• _Task_
Reproduce each line bearing the word "label".

· · · · ·

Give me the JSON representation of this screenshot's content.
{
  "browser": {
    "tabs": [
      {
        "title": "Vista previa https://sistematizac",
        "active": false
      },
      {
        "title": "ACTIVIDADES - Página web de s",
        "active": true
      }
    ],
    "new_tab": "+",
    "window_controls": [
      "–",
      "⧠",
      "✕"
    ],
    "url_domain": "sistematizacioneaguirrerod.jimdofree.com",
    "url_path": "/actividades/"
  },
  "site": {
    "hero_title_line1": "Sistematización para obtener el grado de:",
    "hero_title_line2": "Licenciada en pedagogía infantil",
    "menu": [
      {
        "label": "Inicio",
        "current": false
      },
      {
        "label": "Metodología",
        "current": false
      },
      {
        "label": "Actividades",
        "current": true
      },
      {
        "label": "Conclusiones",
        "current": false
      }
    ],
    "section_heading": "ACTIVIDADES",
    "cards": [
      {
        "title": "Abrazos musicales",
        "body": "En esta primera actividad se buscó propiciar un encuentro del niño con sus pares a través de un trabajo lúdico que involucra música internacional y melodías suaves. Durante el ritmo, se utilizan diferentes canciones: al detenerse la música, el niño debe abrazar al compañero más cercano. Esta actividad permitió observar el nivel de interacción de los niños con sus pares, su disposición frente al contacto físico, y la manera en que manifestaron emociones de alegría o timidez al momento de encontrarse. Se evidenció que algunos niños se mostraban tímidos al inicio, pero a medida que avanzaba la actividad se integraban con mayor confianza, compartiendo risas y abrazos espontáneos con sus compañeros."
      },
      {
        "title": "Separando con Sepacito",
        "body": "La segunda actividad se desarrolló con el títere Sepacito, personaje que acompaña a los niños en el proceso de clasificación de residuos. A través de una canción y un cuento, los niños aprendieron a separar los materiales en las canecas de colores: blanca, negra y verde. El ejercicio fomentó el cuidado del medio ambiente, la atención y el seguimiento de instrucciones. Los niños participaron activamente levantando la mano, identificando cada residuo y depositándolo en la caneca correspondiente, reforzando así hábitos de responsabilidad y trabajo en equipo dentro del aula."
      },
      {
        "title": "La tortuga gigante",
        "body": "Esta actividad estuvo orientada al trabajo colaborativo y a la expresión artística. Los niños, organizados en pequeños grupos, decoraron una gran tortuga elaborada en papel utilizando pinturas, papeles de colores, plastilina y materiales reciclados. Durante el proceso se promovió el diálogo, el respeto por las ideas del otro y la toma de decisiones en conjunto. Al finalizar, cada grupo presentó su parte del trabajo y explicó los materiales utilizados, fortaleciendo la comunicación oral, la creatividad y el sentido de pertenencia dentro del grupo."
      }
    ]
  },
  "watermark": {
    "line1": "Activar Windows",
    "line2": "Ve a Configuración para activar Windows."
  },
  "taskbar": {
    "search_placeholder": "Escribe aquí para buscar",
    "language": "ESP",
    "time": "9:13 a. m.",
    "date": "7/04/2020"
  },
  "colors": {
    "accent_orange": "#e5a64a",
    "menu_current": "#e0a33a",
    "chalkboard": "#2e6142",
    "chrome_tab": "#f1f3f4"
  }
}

· · · · ·

• _Task answer_
        "label": "Inicio",
        "label": "Metodología",
        "label": "Actividades",
        "label": "Conclusiones",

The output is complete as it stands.